## SOURCE DATA
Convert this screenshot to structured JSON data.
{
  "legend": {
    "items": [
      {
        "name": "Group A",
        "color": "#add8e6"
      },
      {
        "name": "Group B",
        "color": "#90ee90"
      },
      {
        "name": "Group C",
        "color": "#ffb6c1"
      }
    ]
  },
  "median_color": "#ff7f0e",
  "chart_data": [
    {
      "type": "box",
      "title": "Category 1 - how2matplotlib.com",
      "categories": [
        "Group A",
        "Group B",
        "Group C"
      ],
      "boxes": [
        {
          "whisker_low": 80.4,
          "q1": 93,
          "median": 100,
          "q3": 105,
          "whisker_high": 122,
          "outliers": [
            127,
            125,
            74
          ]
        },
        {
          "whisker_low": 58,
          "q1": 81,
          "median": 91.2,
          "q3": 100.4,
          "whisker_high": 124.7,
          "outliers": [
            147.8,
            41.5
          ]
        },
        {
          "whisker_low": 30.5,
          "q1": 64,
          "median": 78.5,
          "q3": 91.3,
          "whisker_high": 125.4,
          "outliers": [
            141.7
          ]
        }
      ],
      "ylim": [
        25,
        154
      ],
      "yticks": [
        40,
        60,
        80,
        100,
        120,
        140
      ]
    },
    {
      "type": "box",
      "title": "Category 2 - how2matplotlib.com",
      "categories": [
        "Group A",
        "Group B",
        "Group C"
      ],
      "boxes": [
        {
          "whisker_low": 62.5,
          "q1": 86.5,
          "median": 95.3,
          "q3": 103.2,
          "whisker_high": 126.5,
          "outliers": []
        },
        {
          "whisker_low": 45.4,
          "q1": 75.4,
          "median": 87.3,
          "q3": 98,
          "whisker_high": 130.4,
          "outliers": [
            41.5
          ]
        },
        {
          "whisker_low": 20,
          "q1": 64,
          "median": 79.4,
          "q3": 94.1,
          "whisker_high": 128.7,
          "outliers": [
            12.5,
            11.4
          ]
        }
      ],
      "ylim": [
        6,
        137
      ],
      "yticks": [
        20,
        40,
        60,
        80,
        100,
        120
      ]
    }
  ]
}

==

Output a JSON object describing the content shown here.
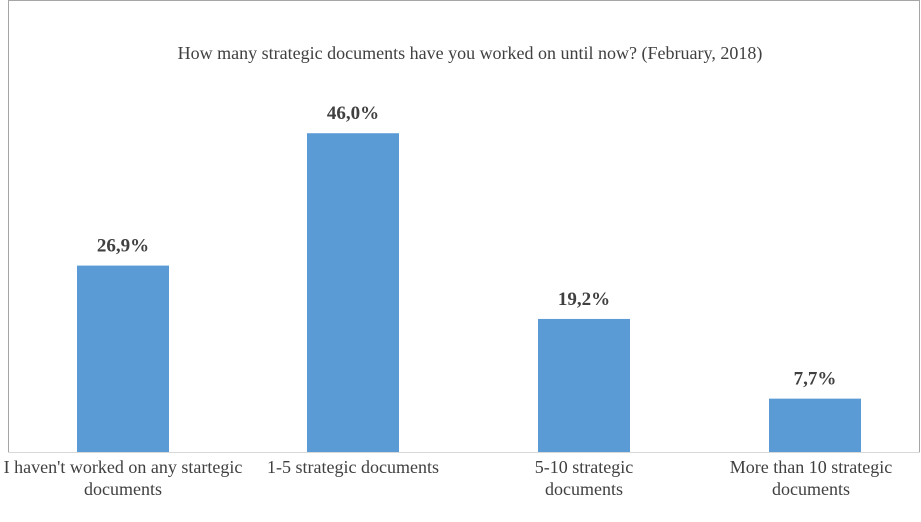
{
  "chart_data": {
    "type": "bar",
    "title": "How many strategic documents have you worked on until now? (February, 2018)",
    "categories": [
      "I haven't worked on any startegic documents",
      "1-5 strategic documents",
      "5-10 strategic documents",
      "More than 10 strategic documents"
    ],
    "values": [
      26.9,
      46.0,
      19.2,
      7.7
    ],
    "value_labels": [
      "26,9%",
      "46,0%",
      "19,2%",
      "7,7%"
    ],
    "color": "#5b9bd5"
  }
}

## GIVEN EXERCISE
Using the records given above, list every line that includes the word "documents".

## THE RESULT
    "title": "How many strategic documents have you worked on until now? (February, 2018)",
      "I haven't worked on any startegic documents",
      "1-5 strategic documents",
      "5-10 strategic documents",
      "More than 10 strategic documents"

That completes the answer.